EXERCISE PROMPT
Write out each line from the data below that includes the word "name".

━━━ RECORDS SUPPLIED ━━━

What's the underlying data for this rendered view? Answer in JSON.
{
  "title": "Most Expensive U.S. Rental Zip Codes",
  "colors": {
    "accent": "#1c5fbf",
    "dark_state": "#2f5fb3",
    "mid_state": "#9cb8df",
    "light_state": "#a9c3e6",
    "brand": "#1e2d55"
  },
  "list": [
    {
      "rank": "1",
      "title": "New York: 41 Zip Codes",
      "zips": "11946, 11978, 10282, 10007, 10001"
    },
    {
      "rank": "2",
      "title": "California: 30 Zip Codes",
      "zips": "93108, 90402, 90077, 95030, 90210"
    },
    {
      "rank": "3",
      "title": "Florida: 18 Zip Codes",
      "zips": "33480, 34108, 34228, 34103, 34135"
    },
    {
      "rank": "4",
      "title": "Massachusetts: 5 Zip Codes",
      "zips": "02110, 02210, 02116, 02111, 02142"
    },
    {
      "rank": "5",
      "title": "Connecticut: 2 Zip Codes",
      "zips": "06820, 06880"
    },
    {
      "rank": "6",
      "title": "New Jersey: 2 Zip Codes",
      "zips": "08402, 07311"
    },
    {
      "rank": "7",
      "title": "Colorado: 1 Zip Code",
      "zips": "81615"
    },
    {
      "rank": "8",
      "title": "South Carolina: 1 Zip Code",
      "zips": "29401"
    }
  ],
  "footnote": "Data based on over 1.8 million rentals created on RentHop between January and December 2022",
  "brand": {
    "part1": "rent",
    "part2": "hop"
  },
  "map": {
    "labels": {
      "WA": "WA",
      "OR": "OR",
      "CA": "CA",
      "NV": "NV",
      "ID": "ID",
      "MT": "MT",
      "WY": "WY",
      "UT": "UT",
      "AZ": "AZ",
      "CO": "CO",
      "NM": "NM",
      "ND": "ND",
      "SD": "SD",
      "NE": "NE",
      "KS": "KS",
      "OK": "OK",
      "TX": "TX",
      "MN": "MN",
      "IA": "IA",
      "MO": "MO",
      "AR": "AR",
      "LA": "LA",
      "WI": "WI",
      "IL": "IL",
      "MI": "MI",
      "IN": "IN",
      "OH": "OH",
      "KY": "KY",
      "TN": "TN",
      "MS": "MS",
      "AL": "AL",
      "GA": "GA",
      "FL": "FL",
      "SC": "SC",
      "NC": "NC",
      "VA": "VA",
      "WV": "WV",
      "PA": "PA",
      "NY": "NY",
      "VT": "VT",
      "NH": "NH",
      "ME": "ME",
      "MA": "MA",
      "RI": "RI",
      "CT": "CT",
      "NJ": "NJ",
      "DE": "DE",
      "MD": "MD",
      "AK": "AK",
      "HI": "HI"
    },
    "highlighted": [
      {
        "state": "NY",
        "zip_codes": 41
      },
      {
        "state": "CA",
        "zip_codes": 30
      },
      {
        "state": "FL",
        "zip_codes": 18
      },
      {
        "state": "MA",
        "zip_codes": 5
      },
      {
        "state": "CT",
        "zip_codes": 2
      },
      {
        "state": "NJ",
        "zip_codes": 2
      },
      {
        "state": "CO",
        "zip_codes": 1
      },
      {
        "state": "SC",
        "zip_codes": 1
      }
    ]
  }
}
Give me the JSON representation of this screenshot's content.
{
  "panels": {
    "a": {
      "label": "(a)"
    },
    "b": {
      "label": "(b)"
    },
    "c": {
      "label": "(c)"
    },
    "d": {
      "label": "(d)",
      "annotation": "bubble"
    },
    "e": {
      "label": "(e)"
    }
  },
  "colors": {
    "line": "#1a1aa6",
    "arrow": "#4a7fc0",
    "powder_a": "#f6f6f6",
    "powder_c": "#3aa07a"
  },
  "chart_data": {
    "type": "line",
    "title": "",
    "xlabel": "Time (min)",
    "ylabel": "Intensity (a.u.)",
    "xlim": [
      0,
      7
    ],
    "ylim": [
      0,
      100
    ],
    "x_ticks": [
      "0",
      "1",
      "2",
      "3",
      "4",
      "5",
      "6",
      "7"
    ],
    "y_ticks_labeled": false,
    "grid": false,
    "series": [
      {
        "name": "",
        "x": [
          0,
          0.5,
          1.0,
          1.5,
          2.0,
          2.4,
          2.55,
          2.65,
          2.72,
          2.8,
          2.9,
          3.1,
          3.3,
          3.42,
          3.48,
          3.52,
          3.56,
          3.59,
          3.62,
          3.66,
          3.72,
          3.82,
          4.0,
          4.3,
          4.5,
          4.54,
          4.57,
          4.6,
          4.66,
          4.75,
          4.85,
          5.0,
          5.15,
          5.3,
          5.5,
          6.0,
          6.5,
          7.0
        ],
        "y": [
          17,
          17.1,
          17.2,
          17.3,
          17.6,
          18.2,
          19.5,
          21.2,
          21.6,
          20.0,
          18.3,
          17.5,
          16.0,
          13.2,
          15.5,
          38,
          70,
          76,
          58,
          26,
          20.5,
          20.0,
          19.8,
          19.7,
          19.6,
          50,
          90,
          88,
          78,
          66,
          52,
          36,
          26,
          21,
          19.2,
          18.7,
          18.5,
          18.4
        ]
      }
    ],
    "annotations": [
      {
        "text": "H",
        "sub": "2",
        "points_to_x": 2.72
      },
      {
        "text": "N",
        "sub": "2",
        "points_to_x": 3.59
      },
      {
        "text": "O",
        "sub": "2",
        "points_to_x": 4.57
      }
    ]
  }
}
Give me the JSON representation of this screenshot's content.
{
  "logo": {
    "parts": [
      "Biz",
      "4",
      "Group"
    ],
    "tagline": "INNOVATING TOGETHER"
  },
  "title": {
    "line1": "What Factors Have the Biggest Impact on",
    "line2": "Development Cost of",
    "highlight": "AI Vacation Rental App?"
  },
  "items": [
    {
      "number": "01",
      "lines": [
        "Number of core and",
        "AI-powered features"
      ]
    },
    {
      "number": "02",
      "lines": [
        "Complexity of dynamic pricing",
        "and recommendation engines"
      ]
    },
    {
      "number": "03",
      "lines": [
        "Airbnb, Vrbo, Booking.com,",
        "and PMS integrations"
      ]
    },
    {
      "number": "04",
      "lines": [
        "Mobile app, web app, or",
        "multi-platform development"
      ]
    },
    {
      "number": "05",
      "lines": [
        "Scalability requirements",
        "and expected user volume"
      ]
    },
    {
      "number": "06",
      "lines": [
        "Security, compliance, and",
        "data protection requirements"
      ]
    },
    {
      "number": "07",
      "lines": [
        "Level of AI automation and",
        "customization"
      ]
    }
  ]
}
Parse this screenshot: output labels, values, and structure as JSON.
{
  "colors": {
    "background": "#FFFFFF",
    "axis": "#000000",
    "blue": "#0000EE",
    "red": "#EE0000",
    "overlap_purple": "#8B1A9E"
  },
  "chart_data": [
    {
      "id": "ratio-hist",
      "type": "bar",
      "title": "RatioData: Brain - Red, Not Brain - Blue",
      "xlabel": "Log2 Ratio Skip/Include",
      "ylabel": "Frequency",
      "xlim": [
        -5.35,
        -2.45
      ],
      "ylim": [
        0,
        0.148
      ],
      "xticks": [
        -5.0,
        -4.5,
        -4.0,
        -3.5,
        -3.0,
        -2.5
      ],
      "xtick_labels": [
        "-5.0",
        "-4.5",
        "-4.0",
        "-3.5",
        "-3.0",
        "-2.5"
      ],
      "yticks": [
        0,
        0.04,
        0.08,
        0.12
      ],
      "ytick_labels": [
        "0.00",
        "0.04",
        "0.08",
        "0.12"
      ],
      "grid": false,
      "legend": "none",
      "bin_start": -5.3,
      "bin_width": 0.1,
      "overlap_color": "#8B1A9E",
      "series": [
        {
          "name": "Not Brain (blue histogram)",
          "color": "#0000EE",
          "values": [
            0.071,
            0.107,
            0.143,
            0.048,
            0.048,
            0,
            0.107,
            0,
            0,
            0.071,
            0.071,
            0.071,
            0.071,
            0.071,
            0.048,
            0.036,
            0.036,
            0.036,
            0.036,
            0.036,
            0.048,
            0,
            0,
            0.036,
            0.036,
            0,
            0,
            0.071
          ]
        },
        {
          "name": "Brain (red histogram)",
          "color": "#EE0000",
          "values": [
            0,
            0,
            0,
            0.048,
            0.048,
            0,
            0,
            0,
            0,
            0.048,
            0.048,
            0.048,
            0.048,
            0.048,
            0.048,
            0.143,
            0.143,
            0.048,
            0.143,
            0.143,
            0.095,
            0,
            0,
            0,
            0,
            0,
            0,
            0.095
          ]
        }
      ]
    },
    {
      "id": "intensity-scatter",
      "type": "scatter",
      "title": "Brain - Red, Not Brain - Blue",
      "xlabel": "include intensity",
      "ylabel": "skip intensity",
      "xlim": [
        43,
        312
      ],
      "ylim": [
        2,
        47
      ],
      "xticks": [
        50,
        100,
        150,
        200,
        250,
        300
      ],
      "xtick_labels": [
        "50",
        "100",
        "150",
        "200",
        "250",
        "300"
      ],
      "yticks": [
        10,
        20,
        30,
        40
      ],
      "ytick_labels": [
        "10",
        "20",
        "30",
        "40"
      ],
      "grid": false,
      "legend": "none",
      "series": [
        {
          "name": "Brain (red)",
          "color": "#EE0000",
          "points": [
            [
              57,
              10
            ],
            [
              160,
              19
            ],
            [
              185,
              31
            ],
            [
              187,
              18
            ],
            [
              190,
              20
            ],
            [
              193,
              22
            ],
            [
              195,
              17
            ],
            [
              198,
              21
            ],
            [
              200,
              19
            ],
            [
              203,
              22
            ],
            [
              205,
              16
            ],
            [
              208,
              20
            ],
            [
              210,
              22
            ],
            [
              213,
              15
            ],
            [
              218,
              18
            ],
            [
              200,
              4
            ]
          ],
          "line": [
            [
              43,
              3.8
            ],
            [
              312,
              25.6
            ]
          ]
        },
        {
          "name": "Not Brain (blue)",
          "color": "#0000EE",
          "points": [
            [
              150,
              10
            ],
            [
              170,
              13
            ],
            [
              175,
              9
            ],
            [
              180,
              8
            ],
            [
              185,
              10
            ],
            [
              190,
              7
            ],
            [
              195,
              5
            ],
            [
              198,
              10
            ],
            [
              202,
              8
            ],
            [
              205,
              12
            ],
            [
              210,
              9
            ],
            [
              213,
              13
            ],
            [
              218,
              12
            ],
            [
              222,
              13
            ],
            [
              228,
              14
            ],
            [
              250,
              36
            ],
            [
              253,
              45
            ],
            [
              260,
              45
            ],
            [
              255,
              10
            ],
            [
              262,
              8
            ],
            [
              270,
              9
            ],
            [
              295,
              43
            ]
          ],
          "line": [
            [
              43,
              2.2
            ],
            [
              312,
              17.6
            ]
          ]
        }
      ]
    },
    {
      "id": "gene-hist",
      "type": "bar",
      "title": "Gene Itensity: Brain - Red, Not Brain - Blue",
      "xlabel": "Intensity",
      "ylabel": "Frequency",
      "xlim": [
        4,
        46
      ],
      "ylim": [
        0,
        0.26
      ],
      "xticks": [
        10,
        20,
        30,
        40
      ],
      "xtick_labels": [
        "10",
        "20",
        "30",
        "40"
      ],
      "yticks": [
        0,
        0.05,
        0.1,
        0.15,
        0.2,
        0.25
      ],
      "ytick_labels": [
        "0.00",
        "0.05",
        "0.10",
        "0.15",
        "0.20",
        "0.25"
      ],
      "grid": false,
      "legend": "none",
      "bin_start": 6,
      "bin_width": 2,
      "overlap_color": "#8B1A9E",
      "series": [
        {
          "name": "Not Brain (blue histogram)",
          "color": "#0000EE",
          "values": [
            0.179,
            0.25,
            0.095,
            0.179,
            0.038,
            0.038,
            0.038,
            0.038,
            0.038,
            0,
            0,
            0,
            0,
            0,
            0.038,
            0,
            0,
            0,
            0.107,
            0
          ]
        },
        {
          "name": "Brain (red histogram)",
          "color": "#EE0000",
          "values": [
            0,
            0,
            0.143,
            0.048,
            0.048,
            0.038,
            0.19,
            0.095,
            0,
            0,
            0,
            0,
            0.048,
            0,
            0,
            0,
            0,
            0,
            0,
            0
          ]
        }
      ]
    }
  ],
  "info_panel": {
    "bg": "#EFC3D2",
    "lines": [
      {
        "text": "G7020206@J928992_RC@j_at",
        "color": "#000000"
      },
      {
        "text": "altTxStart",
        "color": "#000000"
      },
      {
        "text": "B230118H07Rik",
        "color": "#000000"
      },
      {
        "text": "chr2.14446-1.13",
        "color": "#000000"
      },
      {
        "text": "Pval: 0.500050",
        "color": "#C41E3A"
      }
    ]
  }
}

━━━

SOLVED EXERCISE
        "name": "",
          "name": "Not Brain (blue histogram)",
          "name": "Brain (red histogram)",
          "name": "Brain (red)",
          "name": "Not Brain (blue)",
          "name": "Not Brain (blue histogram)",
          "name": "Brain (red histogram)",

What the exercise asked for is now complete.